-- Stored records start --
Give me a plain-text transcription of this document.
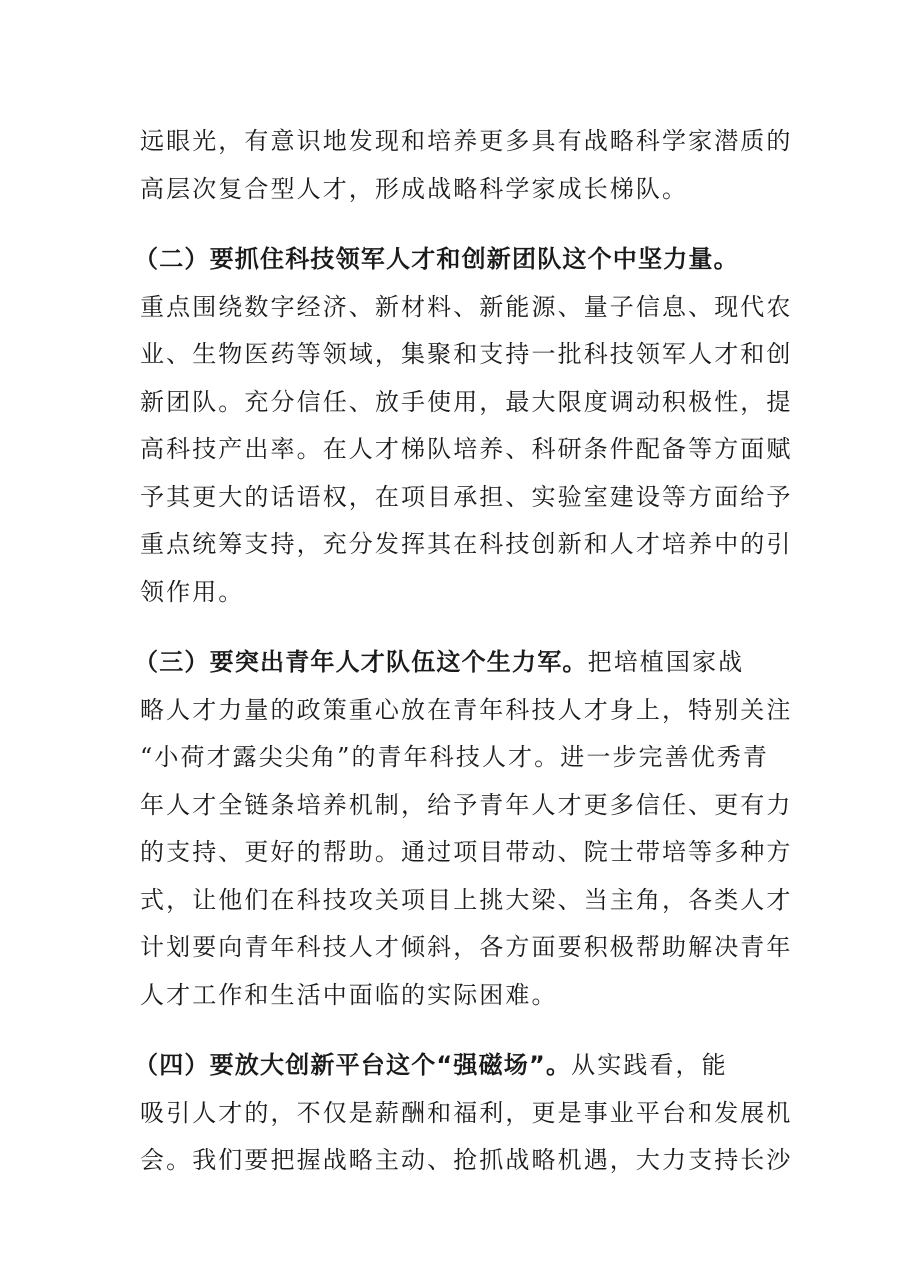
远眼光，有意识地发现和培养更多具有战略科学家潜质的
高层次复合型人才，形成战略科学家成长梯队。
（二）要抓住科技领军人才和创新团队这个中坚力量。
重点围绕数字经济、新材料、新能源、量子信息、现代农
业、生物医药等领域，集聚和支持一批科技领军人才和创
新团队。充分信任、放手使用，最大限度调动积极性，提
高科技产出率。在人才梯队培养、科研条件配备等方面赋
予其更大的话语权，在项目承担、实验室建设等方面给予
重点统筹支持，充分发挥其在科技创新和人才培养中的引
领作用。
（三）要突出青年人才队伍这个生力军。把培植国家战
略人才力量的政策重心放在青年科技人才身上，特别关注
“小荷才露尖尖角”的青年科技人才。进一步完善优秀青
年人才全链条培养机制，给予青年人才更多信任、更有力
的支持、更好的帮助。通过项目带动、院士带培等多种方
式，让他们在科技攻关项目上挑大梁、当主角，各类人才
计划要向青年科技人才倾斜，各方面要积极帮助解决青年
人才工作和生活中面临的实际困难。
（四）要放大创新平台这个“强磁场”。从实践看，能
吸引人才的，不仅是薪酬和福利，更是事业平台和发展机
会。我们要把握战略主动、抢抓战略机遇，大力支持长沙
-- Stored records end --
▶ [Your instructions]
Print the listing above in full, exactly as written. Omit any pictures.

▶ [Output]
Give me a plain-text transcription of this document.
远眼光，有意识地发现和培养更多具有战略科学家潜质的
高层次复合型人才，形成战略科学家成长梯队。
（二）要抓住科技领军人才和创新团队这个中坚力量。
重点围绕数字经济、新材料、新能源、量子信息、现代农
业、生物医药等领域，集聚和支持一批科技领军人才和创
新团队。充分信任、放手使用，最大限度调动积极性，提
高科技产出率。在人才梯队培养、科研条件配备等方面赋
予其更大的话语权，在项目承担、实验室建设等方面给予
重点统筹支持，充分发挥其在科技创新和人才培养中的引
领作用。
（三）要突出青年人才队伍这个生力军。把培植国家战
略人才力量的政策重心放在青年科技人才身上，特别关注
“小荷才露尖尖角”的青年科技人才。进一步完善优秀青
年人才全链条培养机制，给予青年人才更多信任、更有力
的支持、更好的帮助。通过项目带动、院士带培等多种方
式，让他们在科技攻关项目上挑大梁、当主角，各类人才
计划要向青年科技人才倾斜，各方面要积极帮助解决青年
人才工作和生活中面临的实际困难。
（四）要放大创新平台这个“强磁场”。从实践看，能
吸引人才的，不仅是薪酬和福利，更是事业平台和发展机
会。我们要把握战略主动、抢抓战略机遇，大力支持长沙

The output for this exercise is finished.